**TEXTO PROPORCIONADO:**
Son aparatos renacentistas, multidisciplinares y a la vez objetos bellos. La presentaciones de los terminales de las grandes marcas como los iPhone de Apple o los Galaxy de Samsung tienen relevancia mundial, eclipsan a los desfiles de modelos y a los estrenos de cine y son seguidos por miles de fans en streaming o desde sus cuentas de Twitter o Instagram. Porque la gente se identifica con su teléfono.
“Todo el mundo tiene un teléfono móvil, pero no conozco a nadie al que le guste su móvil. Quiero hacer un teléfono que le encante a la gente”, decía Steve Jobs, el fundador de Apple, cuando cambió la historia del dispositivo con el lanzamiento del iPhone en 2007.
Y acertó. A la gente le chifla ahora su móvil, depende de él, una adicción que nos enclaustra en una burbuja de silencio, de apartamiento monacal, de ensimismamiento. Incluso se ha inventado una palabra (nomofobia) para designar el pánico que sentimos a salir de casa sin el celular en el bolsillo. Usamos la pantalla de nuestro smartphone y su auricular para filtrar el mundo exterior, un tamiz a nuestra medida.
Preferimos extraviar las llaves del piso o la cartera antes que nuestro teléfono; lo último que hacen tres de cada cuatro ciudadanos antes de irse a dormir es consultar su terminal, según encuestas de Ipsos y Ericsson Lab; un tercio de los españoles lo mira cada vez que tiene cinco minutos libres, y el 74% lo utiliza antes de hacer una compra (La sociedad de la información 2014, Fundación Telefónica).

**REGISTROS EXTRAÍDOS:**
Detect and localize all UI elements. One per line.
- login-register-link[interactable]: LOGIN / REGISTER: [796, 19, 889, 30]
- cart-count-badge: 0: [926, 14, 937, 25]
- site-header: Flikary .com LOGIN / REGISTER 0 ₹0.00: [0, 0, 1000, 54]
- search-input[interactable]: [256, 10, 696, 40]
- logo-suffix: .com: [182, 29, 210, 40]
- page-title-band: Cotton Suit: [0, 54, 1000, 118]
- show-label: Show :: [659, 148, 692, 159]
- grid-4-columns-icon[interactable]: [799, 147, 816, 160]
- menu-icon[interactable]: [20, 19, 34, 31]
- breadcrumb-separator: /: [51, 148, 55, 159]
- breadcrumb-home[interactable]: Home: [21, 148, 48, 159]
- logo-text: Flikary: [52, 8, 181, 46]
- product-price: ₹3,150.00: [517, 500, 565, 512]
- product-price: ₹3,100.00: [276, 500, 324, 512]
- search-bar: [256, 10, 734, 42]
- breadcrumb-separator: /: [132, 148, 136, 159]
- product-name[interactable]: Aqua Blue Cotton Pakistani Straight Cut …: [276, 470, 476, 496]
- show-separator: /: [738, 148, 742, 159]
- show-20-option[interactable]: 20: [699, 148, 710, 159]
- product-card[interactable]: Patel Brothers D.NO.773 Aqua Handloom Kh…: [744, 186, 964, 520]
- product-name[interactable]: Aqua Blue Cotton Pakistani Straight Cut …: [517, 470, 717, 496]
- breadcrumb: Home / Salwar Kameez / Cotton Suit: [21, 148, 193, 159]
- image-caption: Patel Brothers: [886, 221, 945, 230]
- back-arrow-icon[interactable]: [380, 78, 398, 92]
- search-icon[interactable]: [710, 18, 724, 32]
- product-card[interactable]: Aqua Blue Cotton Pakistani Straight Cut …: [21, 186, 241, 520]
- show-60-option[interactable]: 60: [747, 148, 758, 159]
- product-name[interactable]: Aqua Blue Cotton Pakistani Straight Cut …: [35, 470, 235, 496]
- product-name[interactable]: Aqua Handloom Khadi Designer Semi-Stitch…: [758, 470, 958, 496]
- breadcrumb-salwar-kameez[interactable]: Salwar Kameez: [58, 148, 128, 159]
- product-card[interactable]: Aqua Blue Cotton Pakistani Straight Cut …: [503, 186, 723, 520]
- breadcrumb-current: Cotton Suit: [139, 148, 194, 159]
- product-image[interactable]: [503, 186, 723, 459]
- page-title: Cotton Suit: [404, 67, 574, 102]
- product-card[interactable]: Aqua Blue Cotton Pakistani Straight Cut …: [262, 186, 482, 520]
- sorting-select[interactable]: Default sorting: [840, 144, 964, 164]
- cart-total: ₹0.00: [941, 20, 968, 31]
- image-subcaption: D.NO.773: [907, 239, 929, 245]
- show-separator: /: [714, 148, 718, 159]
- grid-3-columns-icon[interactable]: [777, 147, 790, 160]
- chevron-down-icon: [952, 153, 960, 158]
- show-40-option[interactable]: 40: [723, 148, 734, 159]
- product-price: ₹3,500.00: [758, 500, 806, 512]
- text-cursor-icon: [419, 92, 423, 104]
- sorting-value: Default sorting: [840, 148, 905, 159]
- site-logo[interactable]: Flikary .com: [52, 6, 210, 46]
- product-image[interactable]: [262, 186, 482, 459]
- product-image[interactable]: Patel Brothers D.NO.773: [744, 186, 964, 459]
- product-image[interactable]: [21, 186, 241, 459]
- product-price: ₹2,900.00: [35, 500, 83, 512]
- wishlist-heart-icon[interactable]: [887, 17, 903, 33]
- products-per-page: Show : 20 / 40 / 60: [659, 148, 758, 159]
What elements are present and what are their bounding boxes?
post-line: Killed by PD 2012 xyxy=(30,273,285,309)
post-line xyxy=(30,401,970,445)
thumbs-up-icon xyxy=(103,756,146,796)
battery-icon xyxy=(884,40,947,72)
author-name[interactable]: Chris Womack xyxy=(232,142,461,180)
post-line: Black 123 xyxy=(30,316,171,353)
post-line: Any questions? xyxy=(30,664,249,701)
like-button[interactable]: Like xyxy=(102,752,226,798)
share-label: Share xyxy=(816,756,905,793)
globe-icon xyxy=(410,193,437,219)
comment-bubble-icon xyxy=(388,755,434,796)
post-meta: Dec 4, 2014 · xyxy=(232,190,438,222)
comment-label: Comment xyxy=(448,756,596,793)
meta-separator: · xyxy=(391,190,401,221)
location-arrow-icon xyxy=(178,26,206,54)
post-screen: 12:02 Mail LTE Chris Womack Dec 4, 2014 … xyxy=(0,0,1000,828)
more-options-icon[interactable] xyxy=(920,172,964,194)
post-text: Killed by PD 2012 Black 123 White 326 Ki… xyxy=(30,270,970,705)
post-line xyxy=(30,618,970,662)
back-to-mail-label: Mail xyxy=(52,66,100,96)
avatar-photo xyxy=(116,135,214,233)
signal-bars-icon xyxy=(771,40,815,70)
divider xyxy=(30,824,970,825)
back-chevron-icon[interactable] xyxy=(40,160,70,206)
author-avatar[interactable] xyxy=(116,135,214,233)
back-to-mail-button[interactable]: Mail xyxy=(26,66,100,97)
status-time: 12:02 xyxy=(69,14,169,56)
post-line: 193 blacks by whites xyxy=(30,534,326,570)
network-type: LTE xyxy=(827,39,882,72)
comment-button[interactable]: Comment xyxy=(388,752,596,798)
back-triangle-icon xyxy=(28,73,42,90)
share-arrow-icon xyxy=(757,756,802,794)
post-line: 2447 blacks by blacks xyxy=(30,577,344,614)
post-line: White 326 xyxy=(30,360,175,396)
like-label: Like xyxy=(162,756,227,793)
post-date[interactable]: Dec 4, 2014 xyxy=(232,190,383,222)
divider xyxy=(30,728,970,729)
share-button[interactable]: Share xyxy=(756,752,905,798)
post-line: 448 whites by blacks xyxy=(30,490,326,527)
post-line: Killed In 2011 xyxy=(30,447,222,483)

**COMPLETA LO SIGUIENTE:**
1: Indica si cada afirmación coincide con el texto sobre los teléfonos móviles. Responde sí o no y cita las palabras exactas del texto que lo deciden.
(a) Steve Jobs afirmó que no conocía a nadie al que le gustara su móvil.
(b) Según encuestas de Ipsos y Ericsson Lab, la mitad de los ciudadanos consulta su terminal justo antes de dormir.
(c) El término «nomofobia» designa el pánico a salir de casa sin el teléfono.
2: Prosigue el texto sobre los teléfonos móviles desde el punto en que termina.

**RESPUESTAS:**
1:
(a) Sí: «no conozco a nadie al que le guste su móvil».
(b) No: «lo último que hacen tres de cada cuatro ciudadanos antes de irse a dormir es consultar su terminal».
(c) Sí: «Incluso se ha inventado una palabra (nomofobia) para designar el pánico que sentimos a salir de casa sin el celular en el bolsillo».

2:
“La actitud hacia el propio artefacto ha cambiado, y de ser un símbolo de estatus hace unos años, ha pasado a convertirse en una herramienta para organizar la vida diaria, o a ser un accesorio estándar de todos los ciudadanos, y una expresión de estilo personal y modo de vida”, apuntan Virpi Oksman y Pirjo Rautiainen, dos sociólogos finlandeses que han estudiado detenidamente el fenómeno de la dependencia del móvil.
Es nuestra conexión con el mundo. En España, se ha convertido ya en el principal tipo de acceso a Internet, superando al ADSL o al cable (INE). Gracias a las nuevas redes 4G-LTE se pueden descargar contenidos a una velocidad o ver vídeos con una calidad impensable apenas hace dos años. Y bajar miles de aplicaciones, las apps que nos hacen jugar con los caramelos de Candy Crush, nos sirven de mapa interactivo o miden nuestro esfuerzo cuando salimos a correr. En el mundo se bajan cada año más de 100.000 millones de aplicaciones (3,8 millones al día solo en España).
El smarpthone es la navaja suiza de nuestro tiempo. Sus pantallas se abren, se desdoblan y se convierten en otros aparatos —GPS, cámara fotográfica, vídeo, radio, mp3, televisor— a los que arrumba al olvido. Y hay quienes piensan, como el autor del grafiti del muro de enfrente de mi casa, que alguna vez también sustituirán a nuestro cerebro.
Éxitos fugaces
Nokia, del todo a la nada. El fabricante finlandés era una insignia nacional del país nórdico. En su mejor momento vendía siete de cada diez móviles que se comercializaban en el mundo. Su Nokia 1100, lanzado en 2003, aún ostenta el récord del modelo más vendido de la historia, con 250 millones de unidades. En 1999, se convirtió en la empresa europea con mayor valor en Bolsa, más de 200.000 millones de euros. Pero la llegada del iPhone y de los móviles que funcionan bajo Android marcó un declive vertiginoso. En 2013, fue comprada por Microsoft por 5.440 millones. Su logo desapareció de la carcasa y ahora se llaman Microsoft Lumia.
Blackberry, los ejecutivos no te olvidan. La marca canadiense fue la preferida de los ejecutivos por su facilidad para el manejo del correo electónico. Llegó a acaparar una cuota del 40% del mercado y había que pagar un suplemento por tener una línea Blackberry.Hoy tiene una cuota del 0,3% y está en venta.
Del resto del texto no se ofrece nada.